Images of pages and their text
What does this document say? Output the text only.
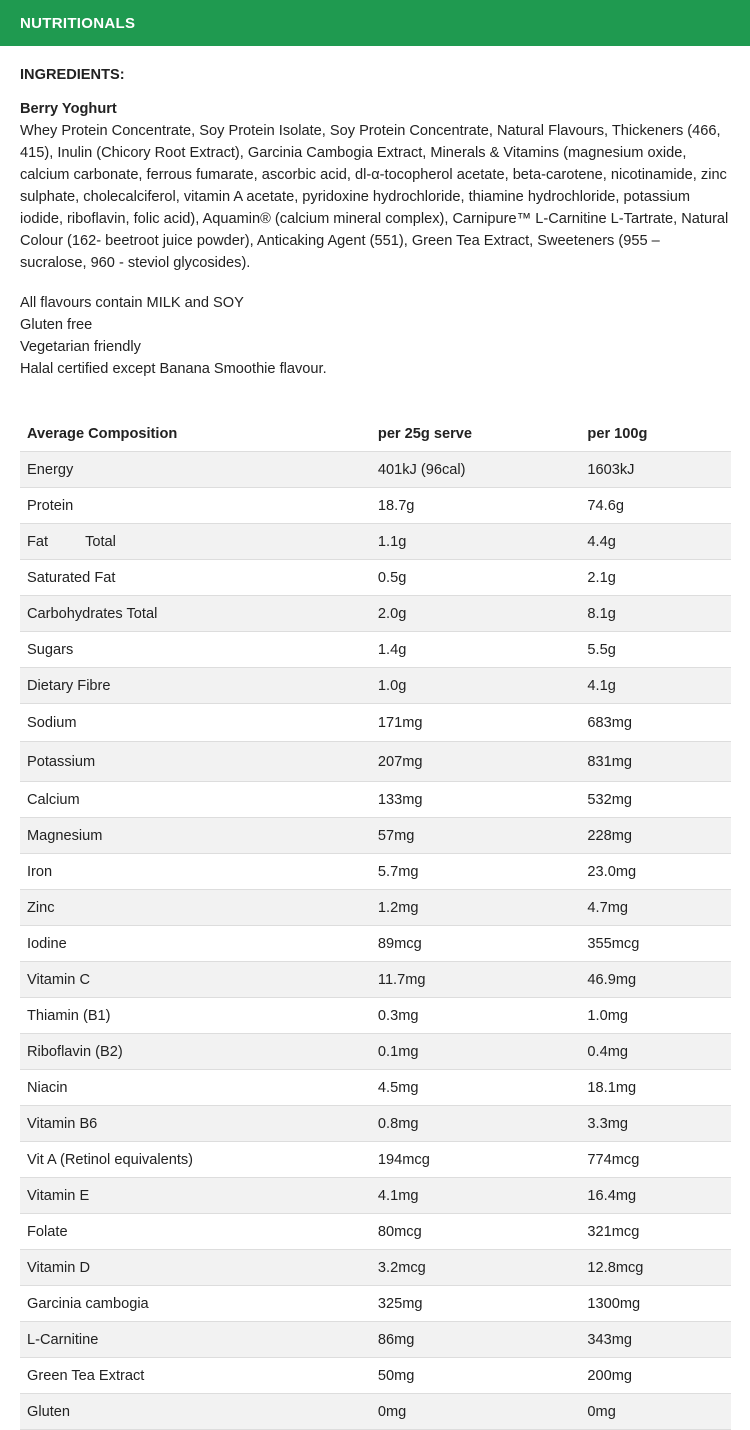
NUTRITIONALS
INGREDIENTS:
Berry Yoghurt
Whey Protein Concentrate, Soy Protein Isolate, Soy Protein Concentrate, Natural Flavours, Thickeners (466, 415), Inulin (Chicory Root Extract), Garcinia Cambogia Extract, Minerals & Vitamins (magnesium oxide, calcium carbonate, ferrous fumarate, ascorbic acid, dl-α-tocopherol acetate, beta-carotene, nicotinamide, zinc sulphate, cholecalciferol, vitamin A acetate, pyridoxine hydrochloride, thiamine hydrochloride, potassium iodide, riboflavin, folic acid), Aquamin® (calcium mineral complex), Carnipure™ L-Carnitine L-Tartrate, Natural Colour (162- beetroot juice powder), Anticaking Agent (551), Green Tea Extract, Sweeteners (955 – sucralose, 960 - steviol glycosides).
All flavours contain MILK and SOY
Gluten free
Vegetarian friendly
Halal certified except Banana Smoothie flavour.
Average Composition	per 25g serve	per 100g
Energy	401kJ (96cal)	1603kJ
Protein	18.7g	74.6g
Fat Total	1.1g	4.4g
Saturated Fat	0.5g	2.1g
Carbohydrates Total	2.0g	8.1g
Sugars	1.4g	5.5g
Dietary Fibre	1.0g	4.1g
Sodium	171mg	683mg
Potassium	207mg	831mg
Calcium	133mg	532mg
Magnesium	57mg	228mg
Iron	5.7mg	23.0mg
Zinc	1.2mg	4.7mg
Iodine	89mcg	355mcg
Vitamin C	11.7mg	46.9mg
Thiamin (B1)	0.3mg	1.0mg
Riboflavin (B2)	0.1mg	0.4mg
Niacin	4.5mg	18.1mg
Vitamin B6	0.8mg	3.3mg
Vit A (Retinol equivalents)	194mcg	774mcg
Vitamin E	4.1mg	16.4mg
Folate	80mcg	321mcg
Vitamin D	3.2mcg	12.8mcg
Garcinia cambogia	325mg	1300mg
L-Carnitine	86mg	343mg
Green Tea Extract	50mg	200mg
Gluten	0mg	0mg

• ABOUT THIS EXERCISE: Make a word-for-word copy of the records above, excluding all pictures.

• EXERCISE SOLUTION:
What does this document say? Output the text only.
NUTRITIONALS
INGREDIENTS:
Berry Yoghurt
Whey Protein Concentrate, Soy Protein Isolate, Soy Protein Concentrate, Natural Flavours, Thickeners (466, 415), Inulin (Chicory Root Extract), Garcinia Cambogia Extract, Minerals & Vitamins (magnesium oxide, calcium carbonate, ferrous fumarate, ascorbic acid, dl-α-tocopherol acetate, beta-carotene, nicotinamide, zinc sulphate, cholecalciferol, vitamin A acetate, pyridoxine hydrochloride, thiamine hydrochloride, potassium iodide, riboflavin, folic acid), Aquamin® (calcium mineral complex), Carnipure™ L-Carnitine L-Tartrate, Natural Colour (162- beetroot juice powder), Anticaking Agent (551), Green Tea Extract, Sweeteners (955 – sucralose, 960 - steviol glycosides).
All flavours contain MILK and SOY
Gluten free
Vegetarian friendly
Halal certified except Banana Smoothie flavour.
Average Composition	per 25g serve	per 100g
Energy	401kJ (96cal)	1603kJ
Protein	18.7g	74.6g
Fat Total	1.1g	4.4g
Saturated Fat	0.5g	2.1g
Carbohydrates Total	2.0g	8.1g
Sugars	1.4g	5.5g
Dietary Fibre	1.0g	4.1g
Sodium	171mg	683mg
Potassium	207mg	831mg
Calcium	133mg	532mg
Magnesium	57mg	228mg
Iron	5.7mg	23.0mg
Zinc	1.2mg	4.7mg
Iodine	89mcg	355mcg
Vitamin C	11.7mg	46.9mg
Thiamin (B1)	0.3mg	1.0mg
Riboflavin (B2)	0.1mg	0.4mg
Niacin	4.5mg	18.1mg
Vitamin B6	0.8mg	3.3mg
Vit A (Retinol equivalents)	194mcg	774mcg
Vitamin E	4.1mg	16.4mg
Folate	80mcg	321mcg
Vitamin D	3.2mcg	12.8mcg
Garcinia cambogia	325mg	1300mg
L-Carnitine	86mg	343mg
Green Tea Extract	50mg	200mg
Gluten	0mg	0mg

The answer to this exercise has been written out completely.